● EXERCISE AIM
Whenever a line contains the string "circle", copy it out of the entries.

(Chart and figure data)
-*-

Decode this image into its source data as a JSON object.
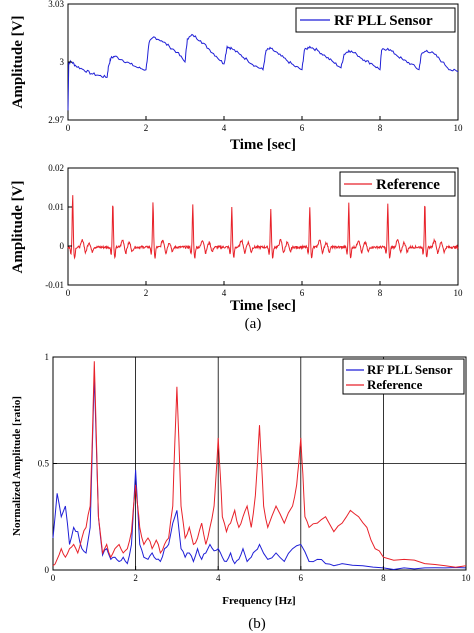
{
  "colors": {
    "sensor": "#1f1fd6",
    "reference": "#e8222a",
    "axis": "#000000",
    "grid": "#000000"
  },
  "chart_data": [
    {
      "type": "line",
      "panel": "a-top",
      "xlabel": "Time [sec]",
      "ylabel": "Amplitude [V]",
      "xlim": [
        0,
        10
      ],
      "ylim": [
        2.97,
        3.03
      ],
      "xticks": [
        0,
        2,
        4,
        6,
        8,
        10
      ],
      "yticks": [
        2.97,
        3,
        3.03
      ],
      "ytick_labels": [
        "2.97",
        "3",
        "3.03"
      ],
      "grid": false,
      "legend": "top-right",
      "series": [
        {
          "name": "RF PLL Sensor",
          "color": "#1f1fd6",
          "x": [
            0.0,
            0.02,
            0.1,
            0.2,
            0.4,
            0.6,
            0.8,
            1.0,
            1.04,
            1.1,
            1.2,
            1.4,
            1.6,
            1.8,
            2.0,
            2.08,
            2.2,
            2.4,
            2.6,
            2.8,
            3.0,
            3.06,
            3.2,
            3.4,
            3.6,
            3.8,
            4.0,
            4.08,
            4.2,
            4.4,
            4.6,
            4.8,
            5.0,
            5.08,
            5.2,
            5.4,
            5.6,
            5.8,
            6.0,
            6.06,
            6.2,
            6.4,
            6.6,
            6.8,
            7.0,
            7.08,
            7.2,
            7.4,
            7.6,
            7.8,
            8.0,
            8.04,
            8.2,
            8.4,
            8.6,
            8.8,
            9.0,
            9.06,
            9.2,
            9.4,
            9.6,
            9.8,
            10.0
          ],
          "values": [
            2.975,
            3.0,
            3.0,
            2.998,
            2.996,
            2.994,
            2.993,
            2.992,
            2.998,
            3.002,
            3.003,
            3.001,
            2.999,
            2.997,
            2.996,
            3.01,
            3.013,
            3.011,
            3.008,
            3.005,
            3.0,
            3.012,
            3.014,
            3.011,
            3.007,
            3.003,
            2.999,
            3.008,
            3.007,
            3.004,
            3.001,
            2.998,
            2.996,
            3.006,
            3.007,
            3.004,
            3.001,
            2.998,
            2.996,
            3.006,
            3.008,
            3.006,
            3.003,
            3.0,
            2.997,
            3.004,
            3.006,
            3.004,
            3.001,
            2.999,
            2.996,
            3.006,
            3.007,
            3.004,
            3.001,
            2.999,
            2.996,
            3.004,
            3.006,
            3.004,
            3.0,
            2.996,
            2.995
          ]
        }
      ]
    },
    {
      "type": "line",
      "panel": "a-bottom",
      "xlabel": "Time [sec]",
      "ylabel": "Amplitude [V]",
      "xlim": [
        0,
        10
      ],
      "ylim": [
        -0.01,
        0.02
      ],
      "xticks": [
        0,
        2,
        4,
        6,
        8,
        10
      ],
      "yticks": [
        -0.01,
        0,
        0.01,
        0.02
      ],
      "ytick_labels": [
        "-0.01",
        "0",
        "0.01",
        "0.02"
      ],
      "grid": false,
      "legend": "top-right",
      "series": [
        {
          "name": "Reference",
          "color": "#e8222a",
          "period": 1.0,
          "beat_times": [
            0.12,
            1.15,
            2.18,
            3.2,
            4.2,
            5.2,
            6.2,
            7.2,
            8.2,
            9.15
          ],
          "peak_values": [
            0.0135,
            0.0118,
            0.0118,
            0.0108,
            0.0102,
            0.0098,
            0.0104,
            0.0112,
            0.0112,
            0.0118
          ],
          "trough_value": -0.0035,
          "baseline": -0.0003
        }
      ]
    },
    {
      "type": "line",
      "panel": "b",
      "xlabel": "Frequency [Hz]",
      "ylabel": "Normalized Amplitude [ratio]",
      "xlim": [
        0,
        10
      ],
      "ylim": [
        0,
        1
      ],
      "xticks": [
        0,
        2,
        4,
        6,
        8,
        10
      ],
      "yticks": [
        0,
        0.5,
        1
      ],
      "ytick_labels": [
        "0",
        "0.5",
        "1"
      ],
      "grid": true,
      "legend": "top-right",
      "series": [
        {
          "name": "RF PLL Sensor",
          "color": "#1f1fd6",
          "x": [
            0.0,
            0.1,
            0.2,
            0.3,
            0.4,
            0.5,
            0.6,
            0.7,
            0.8,
            0.9,
            1.0,
            1.1,
            1.2,
            1.3,
            1.4,
            1.5,
            1.6,
            1.7,
            1.8,
            1.9,
            2.0,
            2.1,
            2.2,
            2.3,
            2.4,
            2.5,
            2.6,
            2.7,
            2.8,
            2.9,
            3.0,
            3.1,
            3.2,
            3.3,
            3.4,
            3.5,
            3.6,
            3.7,
            3.8,
            3.9,
            4.0,
            4.1,
            4.2,
            4.3,
            4.4,
            4.5,
            4.6,
            4.7,
            4.8,
            4.9,
            5.0,
            5.2,
            5.4,
            5.6,
            5.8,
            6.0,
            6.2,
            6.4,
            6.6,
            6.8,
            7.0,
            7.5,
            8.0,
            8.5,
            9.0,
            9.5,
            10.0
          ],
          "values": [
            0.15,
            0.36,
            0.25,
            0.3,
            0.12,
            0.2,
            0.18,
            0.1,
            0.08,
            0.2,
            0.92,
            0.25,
            0.07,
            0.1,
            0.05,
            0.06,
            0.04,
            0.06,
            0.03,
            0.12,
            0.47,
            0.12,
            0.06,
            0.05,
            0.08,
            0.05,
            0.04,
            0.1,
            0.12,
            0.22,
            0.28,
            0.1,
            0.06,
            0.08,
            0.04,
            0.1,
            0.05,
            0.08,
            0.12,
            0.09,
            0.1,
            0.06,
            0.04,
            0.08,
            0.03,
            0.05,
            0.1,
            0.04,
            0.06,
            0.09,
            0.12,
            0.05,
            0.08,
            0.04,
            0.1,
            0.12,
            0.04,
            0.05,
            0.03,
            0.02,
            0.03,
            0.02,
            0.01,
            0.01,
            0.01,
            0.01,
            0.01
          ]
        },
        {
          "name": "Reference",
          "color": "#e8222a",
          "x": [
            0.0,
            0.1,
            0.2,
            0.3,
            0.4,
            0.5,
            0.6,
            0.7,
            0.8,
            0.9,
            0.95,
            1.0,
            1.05,
            1.1,
            1.2,
            1.3,
            1.4,
            1.5,
            1.6,
            1.7,
            1.8,
            1.9,
            1.95,
            2.0,
            2.05,
            2.1,
            2.2,
            2.3,
            2.4,
            2.5,
            2.6,
            2.7,
            2.8,
            2.9,
            2.95,
            3.0,
            3.05,
            3.1,
            3.2,
            3.3,
            3.4,
            3.5,
            3.6,
            3.7,
            3.8,
            3.9,
            3.95,
            4.0,
            4.05,
            4.1,
            4.2,
            4.3,
            4.4,
            4.5,
            4.6,
            4.7,
            4.8,
            4.9,
            4.95,
            5.0,
            5.05,
            5.1,
            5.2,
            5.4,
            5.6,
            5.8,
            5.9,
            5.95,
            6.0,
            6.05,
            6.1,
            6.2,
            6.4,
            6.6,
            6.8,
            7.0,
            7.2,
            7.4,
            7.6,
            7.8,
            8.0,
            8.5,
            9.0,
            9.5,
            10.0
          ],
          "values": [
            0.02,
            0.05,
            0.1,
            0.06,
            0.1,
            0.12,
            0.08,
            0.15,
            0.2,
            0.3,
            0.6,
            0.98,
            0.62,
            0.25,
            0.08,
            0.12,
            0.06,
            0.1,
            0.12,
            0.08,
            0.1,
            0.18,
            0.3,
            0.4,
            0.3,
            0.2,
            0.12,
            0.15,
            0.1,
            0.14,
            0.08,
            0.12,
            0.15,
            0.3,
            0.6,
            0.86,
            0.6,
            0.3,
            0.15,
            0.2,
            0.12,
            0.15,
            0.22,
            0.12,
            0.2,
            0.3,
            0.45,
            0.62,
            0.45,
            0.25,
            0.18,
            0.22,
            0.28,
            0.2,
            0.25,
            0.3,
            0.2,
            0.35,
            0.5,
            0.68,
            0.5,
            0.3,
            0.2,
            0.3,
            0.22,
            0.3,
            0.4,
            0.5,
            0.62,
            0.45,
            0.25,
            0.2,
            0.22,
            0.25,
            0.18,
            0.22,
            0.28,
            0.25,
            0.2,
            0.1,
            0.06,
            0.05,
            0.03,
            0.02,
            0.02
          ]
        }
      ]
    }
  ],
  "captions": {
    "a": "(a)",
    "b": "(b)"
  }
}
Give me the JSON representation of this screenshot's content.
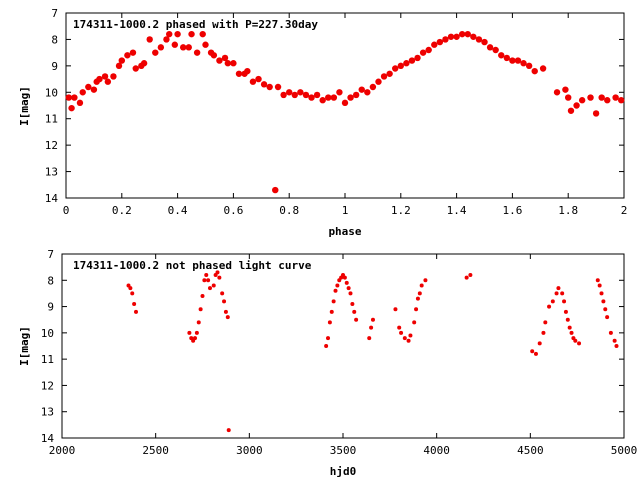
{
  "colors": {
    "marker": "#ee0000",
    "axis": "#000000",
    "background": "#ffffff"
  },
  "chart_data": [
    {
      "type": "scatter",
      "title": "174311-1000.2 phased with P=227.30day",
      "xlabel": "phase",
      "ylabel": "I[mag]",
      "xlim": [
        0,
        2
      ],
      "ylim": [
        14,
        7
      ],
      "y_inverted": true,
      "grid": false,
      "legend": "none",
      "x_ticks": [
        "0",
        "0.2",
        "0.4",
        "0.6",
        "0.8",
        "1",
        "1.2",
        "1.4",
        "1.6",
        "1.8",
        "2"
      ],
      "y_ticks": [
        "7",
        "8",
        "9",
        "10",
        "11",
        "12",
        "13",
        "14"
      ],
      "marker": "filled-circle-large",
      "points": [
        [
          0.01,
          10.2
        ],
        [
          0.02,
          10.6
        ],
        [
          0.03,
          10.2
        ],
        [
          0.05,
          10.4
        ],
        [
          0.06,
          10.0
        ],
        [
          0.08,
          9.8
        ],
        [
          0.1,
          9.9
        ],
        [
          0.11,
          9.6
        ],
        [
          0.12,
          9.5
        ],
        [
          0.14,
          9.4
        ],
        [
          0.15,
          9.6
        ],
        [
          0.17,
          9.4
        ],
        [
          0.19,
          9.0
        ],
        [
          0.2,
          8.8
        ],
        [
          0.22,
          8.6
        ],
        [
          0.24,
          8.5
        ],
        [
          0.25,
          9.1
        ],
        [
          0.27,
          9.0
        ],
        [
          0.28,
          8.9
        ],
        [
          0.3,
          8.0
        ],
        [
          0.32,
          8.5
        ],
        [
          0.34,
          8.3
        ],
        [
          0.36,
          8.0
        ],
        [
          0.37,
          7.8
        ],
        [
          0.39,
          8.2
        ],
        [
          0.4,
          7.8
        ],
        [
          0.42,
          8.3
        ],
        [
          0.44,
          8.3
        ],
        [
          0.45,
          7.8
        ],
        [
          0.47,
          8.5
        ],
        [
          0.49,
          7.8
        ],
        [
          0.5,
          8.2
        ],
        [
          0.52,
          8.5
        ],
        [
          0.53,
          8.6
        ],
        [
          0.55,
          8.8
        ],
        [
          0.57,
          8.7
        ],
        [
          0.58,
          8.9
        ],
        [
          0.6,
          8.9
        ],
        [
          0.62,
          9.3
        ],
        [
          0.64,
          9.3
        ],
        [
          0.65,
          9.2
        ],
        [
          0.67,
          9.6
        ],
        [
          0.69,
          9.5
        ],
        [
          0.71,
          9.7
        ],
        [
          0.73,
          9.8
        ],
        [
          0.75,
          13.7
        ],
        [
          0.76,
          9.8
        ],
        [
          0.78,
          10.1
        ],
        [
          0.8,
          10.0
        ],
        [
          0.82,
          10.1
        ],
        [
          0.84,
          10.0
        ],
        [
          0.86,
          10.1
        ],
        [
          0.88,
          10.2
        ],
        [
          0.9,
          10.1
        ],
        [
          0.92,
          10.3
        ],
        [
          0.94,
          10.2
        ],
        [
          0.96,
          10.2
        ],
        [
          0.98,
          10.0
        ],
        [
          1.0,
          10.4
        ],
        [
          1.02,
          10.2
        ],
        [
          1.04,
          10.1
        ],
        [
          1.06,
          9.9
        ],
        [
          1.08,
          10.0
        ],
        [
          1.1,
          9.8
        ],
        [
          1.12,
          9.6
        ],
        [
          1.14,
          9.4
        ],
        [
          1.16,
          9.3
        ],
        [
          1.18,
          9.1
        ],
        [
          1.2,
          9.0
        ],
        [
          1.22,
          8.9
        ],
        [
          1.24,
          8.8
        ],
        [
          1.26,
          8.7
        ],
        [
          1.28,
          8.5
        ],
        [
          1.3,
          8.4
        ],
        [
          1.32,
          8.2
        ],
        [
          1.34,
          8.1
        ],
        [
          1.36,
          8.0
        ],
        [
          1.38,
          7.9
        ],
        [
          1.4,
          7.9
        ],
        [
          1.42,
          7.8
        ],
        [
          1.44,
          7.8
        ],
        [
          1.46,
          7.9
        ],
        [
          1.48,
          8.0
        ],
        [
          1.5,
          8.1
        ],
        [
          1.52,
          8.3
        ],
        [
          1.54,
          8.4
        ],
        [
          1.56,
          8.6
        ],
        [
          1.58,
          8.7
        ],
        [
          1.6,
          8.8
        ],
        [
          1.62,
          8.8
        ],
        [
          1.64,
          8.9
        ],
        [
          1.66,
          9.0
        ],
        [
          1.68,
          9.2
        ],
        [
          1.71,
          9.1
        ],
        [
          1.76,
          10.0
        ],
        [
          1.79,
          9.9
        ],
        [
          1.8,
          10.2
        ],
        [
          1.81,
          10.7
        ],
        [
          1.83,
          10.5
        ],
        [
          1.85,
          10.3
        ],
        [
          1.88,
          10.2
        ],
        [
          1.9,
          10.8
        ],
        [
          1.92,
          10.2
        ],
        [
          1.94,
          10.3
        ],
        [
          1.97,
          10.2
        ],
        [
          1.99,
          10.3
        ]
      ]
    },
    {
      "type": "scatter",
      "title": "174311-1000.2 not phased light curve",
      "xlabel": "hjd0",
      "ylabel": "I[mag]",
      "xlim": [
        2000,
        5000
      ],
      "ylim": [
        14,
        7
      ],
      "y_inverted": true,
      "grid": false,
      "legend": "none",
      "x_ticks": [
        "2000",
        "2500",
        "3000",
        "3500",
        "4000",
        "4500",
        "5000"
      ],
      "y_ticks": [
        "7",
        "8",
        "9",
        "10",
        "11",
        "12",
        "13",
        "14"
      ],
      "marker": "filled-circle-small",
      "points": [
        [
          2355,
          8.2
        ],
        [
          2365,
          8.3
        ],
        [
          2375,
          8.5
        ],
        [
          2385,
          8.9
        ],
        [
          2395,
          9.2
        ],
        [
          2680,
          10.0
        ],
        [
          2690,
          10.2
        ],
        [
          2700,
          10.3
        ],
        [
          2710,
          10.2
        ],
        [
          2720,
          10.0
        ],
        [
          2730,
          9.6
        ],
        [
          2740,
          9.1
        ],
        [
          2750,
          8.6
        ],
        [
          2760,
          8.0
        ],
        [
          2770,
          7.8
        ],
        [
          2780,
          8.0
        ],
        [
          2790,
          8.3
        ],
        [
          2810,
          8.2
        ],
        [
          2820,
          7.8
        ],
        [
          2830,
          7.7
        ],
        [
          2840,
          7.9
        ],
        [
          2855,
          8.5
        ],
        [
          2865,
          8.8
        ],
        [
          2875,
          9.2
        ],
        [
          2885,
          9.4
        ],
        [
          2890,
          13.7
        ],
        [
          3410,
          10.5
        ],
        [
          3420,
          10.2
        ],
        [
          3430,
          9.6
        ],
        [
          3440,
          9.2
        ],
        [
          3450,
          8.8
        ],
        [
          3460,
          8.4
        ],
        [
          3470,
          8.2
        ],
        [
          3480,
          8.0
        ],
        [
          3490,
          7.9
        ],
        [
          3500,
          7.8
        ],
        [
          3510,
          7.9
        ],
        [
          3520,
          8.1
        ],
        [
          3530,
          8.3
        ],
        [
          3540,
          8.5
        ],
        [
          3550,
          8.9
        ],
        [
          3560,
          9.2
        ],
        [
          3570,
          9.5
        ],
        [
          3640,
          10.2
        ],
        [
          3650,
          9.8
        ],
        [
          3660,
          9.5
        ],
        [
          3780,
          9.1
        ],
        [
          3800,
          9.8
        ],
        [
          3810,
          10.0
        ],
        [
          3830,
          10.2
        ],
        [
          3850,
          10.3
        ],
        [
          3860,
          10.1
        ],
        [
          3880,
          9.6
        ],
        [
          3890,
          9.1
        ],
        [
          3900,
          8.7
        ],
        [
          3910,
          8.5
        ],
        [
          3920,
          8.2
        ],
        [
          3940,
          8.0
        ],
        [
          4160,
          7.9
        ],
        [
          4180,
          7.8
        ],
        [
          4510,
          10.7
        ],
        [
          4530,
          10.8
        ],
        [
          4550,
          10.4
        ],
        [
          4570,
          10.0
        ],
        [
          4580,
          9.6
        ],
        [
          4600,
          9.0
        ],
        [
          4620,
          8.8
        ],
        [
          4640,
          8.5
        ],
        [
          4650,
          8.3
        ],
        [
          4670,
          8.5
        ],
        [
          4680,
          8.8
        ],
        [
          4690,
          9.2
        ],
        [
          4700,
          9.5
        ],
        [
          4710,
          9.8
        ],
        [
          4720,
          10.0
        ],
        [
          4730,
          10.2
        ],
        [
          4740,
          10.3
        ],
        [
          4760,
          10.4
        ],
        [
          4860,
          8.0
        ],
        [
          4870,
          8.2
        ],
        [
          4880,
          8.5
        ],
        [
          4890,
          8.8
        ],
        [
          4900,
          9.1
        ],
        [
          4910,
          9.4
        ],
        [
          4930,
          10.0
        ],
        [
          4950,
          10.3
        ],
        [
          4960,
          10.5
        ]
      ]
    }
  ]
}
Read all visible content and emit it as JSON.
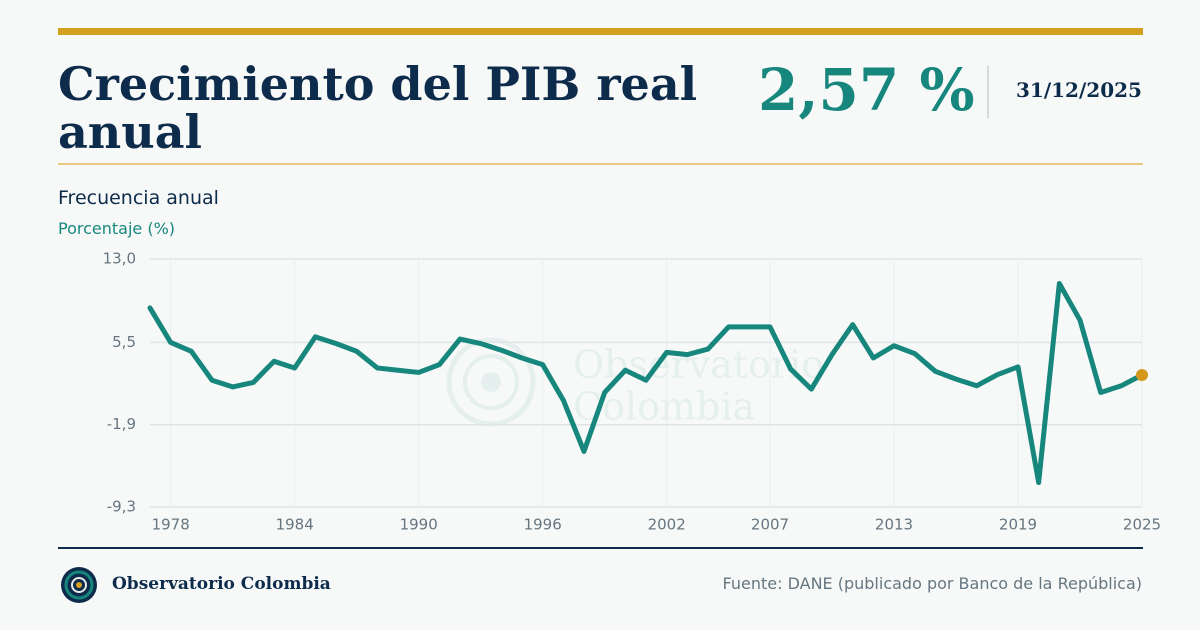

-*-

● ANSWER TO THE PROBLEM
      "marker": "filled-circle-large",
      "marker": "filled-circle-small",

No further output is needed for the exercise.